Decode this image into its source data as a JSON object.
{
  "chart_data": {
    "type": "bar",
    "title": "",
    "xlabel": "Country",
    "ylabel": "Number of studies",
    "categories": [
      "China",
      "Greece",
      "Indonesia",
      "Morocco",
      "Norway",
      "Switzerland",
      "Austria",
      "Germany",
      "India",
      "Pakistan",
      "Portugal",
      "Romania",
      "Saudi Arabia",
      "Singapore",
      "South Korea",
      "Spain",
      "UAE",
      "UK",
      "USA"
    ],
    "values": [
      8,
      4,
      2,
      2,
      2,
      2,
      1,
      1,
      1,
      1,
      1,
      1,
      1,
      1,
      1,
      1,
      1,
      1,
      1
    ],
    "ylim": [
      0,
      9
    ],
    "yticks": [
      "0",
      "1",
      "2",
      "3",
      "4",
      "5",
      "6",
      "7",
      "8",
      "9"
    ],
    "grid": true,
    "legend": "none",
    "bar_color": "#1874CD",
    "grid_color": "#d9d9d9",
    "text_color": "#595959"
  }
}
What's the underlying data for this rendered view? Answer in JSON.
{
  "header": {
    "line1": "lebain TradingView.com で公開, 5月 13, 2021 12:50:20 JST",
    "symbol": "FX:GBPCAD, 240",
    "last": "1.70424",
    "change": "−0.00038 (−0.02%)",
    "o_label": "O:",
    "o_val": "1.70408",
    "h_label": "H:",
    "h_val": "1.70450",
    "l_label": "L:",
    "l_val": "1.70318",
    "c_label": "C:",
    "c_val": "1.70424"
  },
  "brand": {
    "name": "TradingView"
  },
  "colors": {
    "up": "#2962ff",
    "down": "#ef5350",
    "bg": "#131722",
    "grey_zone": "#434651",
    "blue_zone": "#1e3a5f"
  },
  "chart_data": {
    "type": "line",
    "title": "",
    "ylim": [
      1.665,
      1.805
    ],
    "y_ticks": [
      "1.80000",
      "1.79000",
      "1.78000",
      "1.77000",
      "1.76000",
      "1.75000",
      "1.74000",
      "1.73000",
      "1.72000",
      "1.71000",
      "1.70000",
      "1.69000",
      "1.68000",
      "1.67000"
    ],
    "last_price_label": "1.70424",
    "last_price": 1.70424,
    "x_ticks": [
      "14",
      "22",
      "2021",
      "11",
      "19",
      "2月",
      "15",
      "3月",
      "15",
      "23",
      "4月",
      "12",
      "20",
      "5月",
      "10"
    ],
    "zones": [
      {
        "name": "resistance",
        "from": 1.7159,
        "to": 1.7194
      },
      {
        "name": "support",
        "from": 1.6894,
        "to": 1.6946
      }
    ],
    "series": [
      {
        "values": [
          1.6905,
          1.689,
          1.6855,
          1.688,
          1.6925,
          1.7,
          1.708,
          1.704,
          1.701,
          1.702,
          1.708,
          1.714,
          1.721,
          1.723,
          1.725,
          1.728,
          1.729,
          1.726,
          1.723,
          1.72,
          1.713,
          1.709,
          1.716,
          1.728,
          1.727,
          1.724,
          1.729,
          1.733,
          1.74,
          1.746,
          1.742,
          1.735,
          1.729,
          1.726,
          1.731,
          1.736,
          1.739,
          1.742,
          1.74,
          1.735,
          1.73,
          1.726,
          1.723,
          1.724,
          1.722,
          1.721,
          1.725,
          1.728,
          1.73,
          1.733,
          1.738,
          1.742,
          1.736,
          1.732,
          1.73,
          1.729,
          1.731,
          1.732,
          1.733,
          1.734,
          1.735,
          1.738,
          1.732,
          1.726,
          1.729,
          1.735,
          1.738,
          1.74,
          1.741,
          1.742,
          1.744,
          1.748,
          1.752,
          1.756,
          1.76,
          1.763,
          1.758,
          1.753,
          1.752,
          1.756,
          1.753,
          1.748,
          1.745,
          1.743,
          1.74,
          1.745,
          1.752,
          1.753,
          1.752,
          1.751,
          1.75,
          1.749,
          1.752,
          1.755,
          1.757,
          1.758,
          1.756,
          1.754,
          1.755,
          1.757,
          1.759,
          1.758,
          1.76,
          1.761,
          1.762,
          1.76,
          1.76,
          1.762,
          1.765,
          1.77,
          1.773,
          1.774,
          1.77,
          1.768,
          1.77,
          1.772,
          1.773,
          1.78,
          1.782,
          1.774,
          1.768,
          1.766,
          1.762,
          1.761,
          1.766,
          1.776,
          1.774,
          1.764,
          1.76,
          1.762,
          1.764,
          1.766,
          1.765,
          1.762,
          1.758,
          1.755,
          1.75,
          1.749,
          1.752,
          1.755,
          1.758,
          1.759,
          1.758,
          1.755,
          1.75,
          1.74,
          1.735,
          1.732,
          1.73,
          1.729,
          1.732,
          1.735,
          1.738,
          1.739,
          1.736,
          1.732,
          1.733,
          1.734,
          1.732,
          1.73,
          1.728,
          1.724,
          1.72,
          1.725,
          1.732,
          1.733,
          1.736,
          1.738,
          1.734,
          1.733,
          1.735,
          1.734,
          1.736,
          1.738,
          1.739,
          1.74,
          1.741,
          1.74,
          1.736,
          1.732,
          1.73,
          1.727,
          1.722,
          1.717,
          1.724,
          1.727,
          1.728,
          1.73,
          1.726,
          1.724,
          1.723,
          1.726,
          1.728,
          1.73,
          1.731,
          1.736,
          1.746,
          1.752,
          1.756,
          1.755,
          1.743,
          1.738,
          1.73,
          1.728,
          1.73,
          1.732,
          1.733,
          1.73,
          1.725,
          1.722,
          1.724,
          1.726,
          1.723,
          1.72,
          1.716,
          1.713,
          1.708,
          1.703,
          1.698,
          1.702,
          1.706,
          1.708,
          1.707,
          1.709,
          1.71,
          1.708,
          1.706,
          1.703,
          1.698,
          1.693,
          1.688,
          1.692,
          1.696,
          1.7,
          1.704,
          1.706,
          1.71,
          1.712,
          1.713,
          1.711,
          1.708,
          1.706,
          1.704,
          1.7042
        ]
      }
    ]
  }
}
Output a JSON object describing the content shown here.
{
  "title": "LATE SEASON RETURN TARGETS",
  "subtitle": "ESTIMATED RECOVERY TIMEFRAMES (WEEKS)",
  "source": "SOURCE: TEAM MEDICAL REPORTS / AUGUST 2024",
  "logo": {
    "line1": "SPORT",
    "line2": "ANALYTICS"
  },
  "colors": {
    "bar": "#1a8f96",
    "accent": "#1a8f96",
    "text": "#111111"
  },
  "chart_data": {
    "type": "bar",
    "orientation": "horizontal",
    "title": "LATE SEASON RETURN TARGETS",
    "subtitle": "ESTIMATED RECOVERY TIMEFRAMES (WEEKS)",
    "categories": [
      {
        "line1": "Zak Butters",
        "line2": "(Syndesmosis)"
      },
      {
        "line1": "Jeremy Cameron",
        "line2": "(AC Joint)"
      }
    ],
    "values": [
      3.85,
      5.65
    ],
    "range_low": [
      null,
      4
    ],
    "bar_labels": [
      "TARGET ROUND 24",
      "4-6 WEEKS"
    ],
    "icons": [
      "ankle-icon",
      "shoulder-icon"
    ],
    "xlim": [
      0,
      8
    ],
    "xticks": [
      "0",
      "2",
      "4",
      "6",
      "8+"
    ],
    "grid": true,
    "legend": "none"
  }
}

Challenge:
Return, from the data, each line that has the word "this" in it.

Written reply:
Decode this image into its source data as a JSON object.
What's the underlying data for this rendered view? Answer in JSON.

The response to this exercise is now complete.